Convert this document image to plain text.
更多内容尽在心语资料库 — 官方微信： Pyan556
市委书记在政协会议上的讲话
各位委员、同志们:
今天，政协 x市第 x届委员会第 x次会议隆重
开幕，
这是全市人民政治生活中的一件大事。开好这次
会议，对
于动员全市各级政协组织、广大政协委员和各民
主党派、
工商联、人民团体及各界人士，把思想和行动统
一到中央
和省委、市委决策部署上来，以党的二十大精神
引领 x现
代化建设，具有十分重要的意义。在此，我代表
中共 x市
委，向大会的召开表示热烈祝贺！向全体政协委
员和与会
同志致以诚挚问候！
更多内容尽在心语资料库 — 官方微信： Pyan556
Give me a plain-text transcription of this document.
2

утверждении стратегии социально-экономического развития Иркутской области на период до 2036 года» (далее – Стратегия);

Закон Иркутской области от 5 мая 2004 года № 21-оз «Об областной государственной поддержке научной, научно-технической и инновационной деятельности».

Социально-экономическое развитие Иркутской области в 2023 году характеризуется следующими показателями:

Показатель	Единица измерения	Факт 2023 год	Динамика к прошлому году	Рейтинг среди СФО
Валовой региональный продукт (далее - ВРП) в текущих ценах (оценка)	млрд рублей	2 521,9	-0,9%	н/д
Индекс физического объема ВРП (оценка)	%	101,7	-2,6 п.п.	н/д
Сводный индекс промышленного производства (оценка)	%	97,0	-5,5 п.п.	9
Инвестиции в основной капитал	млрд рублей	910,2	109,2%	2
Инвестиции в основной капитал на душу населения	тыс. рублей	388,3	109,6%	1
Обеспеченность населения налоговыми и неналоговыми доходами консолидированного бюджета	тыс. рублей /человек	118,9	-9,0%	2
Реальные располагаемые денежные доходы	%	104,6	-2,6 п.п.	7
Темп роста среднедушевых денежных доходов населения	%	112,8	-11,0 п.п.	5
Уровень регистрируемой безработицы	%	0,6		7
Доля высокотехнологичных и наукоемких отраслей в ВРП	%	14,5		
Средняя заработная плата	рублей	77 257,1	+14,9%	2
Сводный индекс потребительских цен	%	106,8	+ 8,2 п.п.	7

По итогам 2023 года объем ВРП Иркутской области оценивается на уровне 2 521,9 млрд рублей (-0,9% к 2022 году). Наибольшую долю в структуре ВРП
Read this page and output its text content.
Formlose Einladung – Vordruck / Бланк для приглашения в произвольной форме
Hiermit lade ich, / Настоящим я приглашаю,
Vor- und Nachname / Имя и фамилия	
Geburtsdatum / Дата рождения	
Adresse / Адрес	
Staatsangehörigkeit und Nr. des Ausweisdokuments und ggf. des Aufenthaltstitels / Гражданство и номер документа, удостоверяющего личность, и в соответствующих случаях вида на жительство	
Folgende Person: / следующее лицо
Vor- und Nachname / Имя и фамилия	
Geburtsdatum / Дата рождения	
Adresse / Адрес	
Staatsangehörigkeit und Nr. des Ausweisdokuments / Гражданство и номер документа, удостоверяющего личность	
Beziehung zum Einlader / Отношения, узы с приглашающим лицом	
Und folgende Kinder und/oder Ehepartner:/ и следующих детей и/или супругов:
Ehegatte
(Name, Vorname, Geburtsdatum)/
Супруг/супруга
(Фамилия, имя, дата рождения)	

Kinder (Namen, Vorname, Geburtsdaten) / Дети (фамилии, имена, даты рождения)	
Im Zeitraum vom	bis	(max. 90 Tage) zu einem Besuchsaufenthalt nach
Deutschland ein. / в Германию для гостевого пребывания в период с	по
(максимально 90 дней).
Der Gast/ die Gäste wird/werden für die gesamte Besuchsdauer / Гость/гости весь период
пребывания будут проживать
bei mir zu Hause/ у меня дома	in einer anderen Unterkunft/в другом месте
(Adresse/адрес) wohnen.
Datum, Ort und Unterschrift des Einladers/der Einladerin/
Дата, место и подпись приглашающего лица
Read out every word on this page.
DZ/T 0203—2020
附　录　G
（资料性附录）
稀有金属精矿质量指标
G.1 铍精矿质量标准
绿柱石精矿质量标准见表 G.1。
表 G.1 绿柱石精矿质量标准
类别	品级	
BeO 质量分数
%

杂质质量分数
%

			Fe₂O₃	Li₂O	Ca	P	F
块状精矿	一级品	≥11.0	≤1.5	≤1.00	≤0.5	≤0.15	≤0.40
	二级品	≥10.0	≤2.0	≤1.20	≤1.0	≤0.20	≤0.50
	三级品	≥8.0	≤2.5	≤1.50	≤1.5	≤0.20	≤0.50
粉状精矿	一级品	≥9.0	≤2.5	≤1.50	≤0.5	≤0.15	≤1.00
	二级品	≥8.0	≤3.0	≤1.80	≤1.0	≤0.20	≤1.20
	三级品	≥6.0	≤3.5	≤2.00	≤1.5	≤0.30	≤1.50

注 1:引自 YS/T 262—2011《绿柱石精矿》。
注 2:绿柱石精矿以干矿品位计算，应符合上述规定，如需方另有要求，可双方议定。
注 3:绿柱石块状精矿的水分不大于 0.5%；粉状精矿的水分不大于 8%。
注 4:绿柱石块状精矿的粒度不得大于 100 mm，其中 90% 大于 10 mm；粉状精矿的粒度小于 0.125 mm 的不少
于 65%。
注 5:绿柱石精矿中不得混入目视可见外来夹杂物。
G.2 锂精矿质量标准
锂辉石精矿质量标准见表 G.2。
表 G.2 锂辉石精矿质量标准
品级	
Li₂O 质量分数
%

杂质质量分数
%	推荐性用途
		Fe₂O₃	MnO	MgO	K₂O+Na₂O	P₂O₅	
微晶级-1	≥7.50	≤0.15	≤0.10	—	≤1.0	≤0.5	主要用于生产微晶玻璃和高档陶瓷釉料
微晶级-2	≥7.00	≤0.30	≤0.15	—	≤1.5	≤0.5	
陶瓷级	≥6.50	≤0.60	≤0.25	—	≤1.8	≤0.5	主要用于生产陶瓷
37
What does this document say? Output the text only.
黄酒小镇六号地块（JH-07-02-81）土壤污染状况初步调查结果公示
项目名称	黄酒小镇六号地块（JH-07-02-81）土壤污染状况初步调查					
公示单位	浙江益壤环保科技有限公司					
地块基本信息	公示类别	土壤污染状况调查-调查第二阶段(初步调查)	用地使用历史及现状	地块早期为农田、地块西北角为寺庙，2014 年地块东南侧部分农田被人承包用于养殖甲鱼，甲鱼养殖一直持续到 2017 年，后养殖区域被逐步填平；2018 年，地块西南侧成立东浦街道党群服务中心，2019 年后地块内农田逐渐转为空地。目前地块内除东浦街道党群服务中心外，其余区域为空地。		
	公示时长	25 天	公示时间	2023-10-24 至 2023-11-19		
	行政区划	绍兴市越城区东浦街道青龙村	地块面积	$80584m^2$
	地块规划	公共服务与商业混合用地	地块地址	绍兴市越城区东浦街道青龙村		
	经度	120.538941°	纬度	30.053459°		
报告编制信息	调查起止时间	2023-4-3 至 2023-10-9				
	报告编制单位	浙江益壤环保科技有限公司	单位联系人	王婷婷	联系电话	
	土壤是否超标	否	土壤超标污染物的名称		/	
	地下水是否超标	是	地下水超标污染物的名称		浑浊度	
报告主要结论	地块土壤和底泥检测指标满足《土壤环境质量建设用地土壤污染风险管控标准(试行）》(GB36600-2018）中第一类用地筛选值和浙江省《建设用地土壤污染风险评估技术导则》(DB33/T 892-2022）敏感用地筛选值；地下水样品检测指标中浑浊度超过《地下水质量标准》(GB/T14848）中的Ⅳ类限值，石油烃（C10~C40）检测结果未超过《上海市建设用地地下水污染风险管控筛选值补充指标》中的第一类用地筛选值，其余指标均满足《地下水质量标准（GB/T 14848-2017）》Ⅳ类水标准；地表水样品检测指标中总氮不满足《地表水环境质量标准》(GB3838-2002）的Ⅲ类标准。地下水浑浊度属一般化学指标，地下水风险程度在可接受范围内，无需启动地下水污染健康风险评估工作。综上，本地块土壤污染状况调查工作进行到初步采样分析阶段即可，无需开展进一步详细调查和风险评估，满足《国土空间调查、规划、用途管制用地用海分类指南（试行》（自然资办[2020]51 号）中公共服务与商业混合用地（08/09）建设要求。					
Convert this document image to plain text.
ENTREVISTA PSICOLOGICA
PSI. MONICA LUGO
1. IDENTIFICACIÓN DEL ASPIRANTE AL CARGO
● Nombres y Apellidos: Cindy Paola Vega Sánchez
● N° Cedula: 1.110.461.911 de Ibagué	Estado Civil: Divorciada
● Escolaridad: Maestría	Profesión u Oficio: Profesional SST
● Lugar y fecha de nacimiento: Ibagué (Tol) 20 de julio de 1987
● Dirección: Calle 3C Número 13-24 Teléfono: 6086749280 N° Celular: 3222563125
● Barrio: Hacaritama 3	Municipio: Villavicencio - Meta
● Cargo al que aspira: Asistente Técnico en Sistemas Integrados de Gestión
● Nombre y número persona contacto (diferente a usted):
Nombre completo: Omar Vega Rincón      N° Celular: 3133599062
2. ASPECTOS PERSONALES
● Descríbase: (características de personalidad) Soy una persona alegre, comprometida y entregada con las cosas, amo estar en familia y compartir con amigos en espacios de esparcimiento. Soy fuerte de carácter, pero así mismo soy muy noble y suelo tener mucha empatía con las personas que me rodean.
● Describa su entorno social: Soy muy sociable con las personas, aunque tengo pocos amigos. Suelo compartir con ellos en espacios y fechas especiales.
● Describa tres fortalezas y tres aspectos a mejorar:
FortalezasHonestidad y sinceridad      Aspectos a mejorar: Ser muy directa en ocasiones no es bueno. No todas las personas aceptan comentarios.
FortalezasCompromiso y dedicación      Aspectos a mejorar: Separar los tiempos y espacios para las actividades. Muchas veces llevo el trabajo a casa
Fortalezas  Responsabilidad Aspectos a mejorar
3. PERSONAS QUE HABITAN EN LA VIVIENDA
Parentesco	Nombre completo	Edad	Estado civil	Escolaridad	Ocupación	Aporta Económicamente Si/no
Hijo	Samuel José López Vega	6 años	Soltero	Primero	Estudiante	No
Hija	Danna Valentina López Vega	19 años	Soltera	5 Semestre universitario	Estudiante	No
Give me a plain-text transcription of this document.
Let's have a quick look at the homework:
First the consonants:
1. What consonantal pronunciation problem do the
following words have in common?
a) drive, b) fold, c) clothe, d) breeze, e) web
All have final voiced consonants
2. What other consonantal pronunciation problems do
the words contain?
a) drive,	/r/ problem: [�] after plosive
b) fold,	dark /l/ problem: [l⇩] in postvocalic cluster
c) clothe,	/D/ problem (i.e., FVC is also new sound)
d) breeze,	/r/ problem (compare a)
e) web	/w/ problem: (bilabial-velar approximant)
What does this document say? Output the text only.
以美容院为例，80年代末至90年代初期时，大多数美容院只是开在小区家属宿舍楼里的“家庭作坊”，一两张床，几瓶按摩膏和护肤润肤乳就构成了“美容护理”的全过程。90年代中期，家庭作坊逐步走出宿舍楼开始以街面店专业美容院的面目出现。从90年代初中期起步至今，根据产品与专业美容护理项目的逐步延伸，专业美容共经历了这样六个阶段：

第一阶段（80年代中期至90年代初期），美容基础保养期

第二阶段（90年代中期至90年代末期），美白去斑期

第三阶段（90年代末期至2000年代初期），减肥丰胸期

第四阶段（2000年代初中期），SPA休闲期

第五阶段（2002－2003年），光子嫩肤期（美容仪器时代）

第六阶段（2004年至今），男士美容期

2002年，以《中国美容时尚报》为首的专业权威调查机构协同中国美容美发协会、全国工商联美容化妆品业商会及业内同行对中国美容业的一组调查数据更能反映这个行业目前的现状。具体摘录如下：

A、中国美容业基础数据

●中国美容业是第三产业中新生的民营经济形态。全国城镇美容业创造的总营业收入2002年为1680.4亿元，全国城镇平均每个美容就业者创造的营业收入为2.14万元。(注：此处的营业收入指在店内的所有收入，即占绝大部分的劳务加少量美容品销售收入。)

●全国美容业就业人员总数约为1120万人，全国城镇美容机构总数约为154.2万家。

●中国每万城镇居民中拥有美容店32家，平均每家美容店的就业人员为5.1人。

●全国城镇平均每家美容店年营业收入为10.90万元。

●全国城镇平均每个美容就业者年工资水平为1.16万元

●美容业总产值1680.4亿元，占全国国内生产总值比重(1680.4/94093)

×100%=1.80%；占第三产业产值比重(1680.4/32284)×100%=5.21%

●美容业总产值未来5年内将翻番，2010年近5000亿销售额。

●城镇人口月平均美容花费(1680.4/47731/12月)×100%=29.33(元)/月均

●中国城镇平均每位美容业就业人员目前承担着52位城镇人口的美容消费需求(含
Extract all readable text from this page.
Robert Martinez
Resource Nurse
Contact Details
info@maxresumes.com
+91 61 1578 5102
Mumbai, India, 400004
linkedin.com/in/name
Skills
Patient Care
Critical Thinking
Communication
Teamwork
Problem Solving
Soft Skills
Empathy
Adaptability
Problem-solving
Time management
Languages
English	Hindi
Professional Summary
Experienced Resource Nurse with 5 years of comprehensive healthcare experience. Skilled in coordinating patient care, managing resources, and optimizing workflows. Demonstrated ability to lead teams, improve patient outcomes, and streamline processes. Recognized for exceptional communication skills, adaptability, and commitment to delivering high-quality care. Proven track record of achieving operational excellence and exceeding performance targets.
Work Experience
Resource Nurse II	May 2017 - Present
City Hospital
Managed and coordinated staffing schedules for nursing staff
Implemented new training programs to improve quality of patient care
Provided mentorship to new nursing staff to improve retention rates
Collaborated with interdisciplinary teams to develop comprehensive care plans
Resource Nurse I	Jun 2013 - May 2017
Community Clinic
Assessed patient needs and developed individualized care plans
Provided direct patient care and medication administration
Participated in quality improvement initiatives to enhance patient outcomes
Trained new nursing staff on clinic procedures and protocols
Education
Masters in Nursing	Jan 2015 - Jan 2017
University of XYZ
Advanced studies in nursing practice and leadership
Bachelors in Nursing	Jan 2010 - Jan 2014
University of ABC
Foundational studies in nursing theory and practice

• • • • •

■ **Required work**:
Count the lines above in which the word "период" appears, then state only that count.

■ **Task output**:
3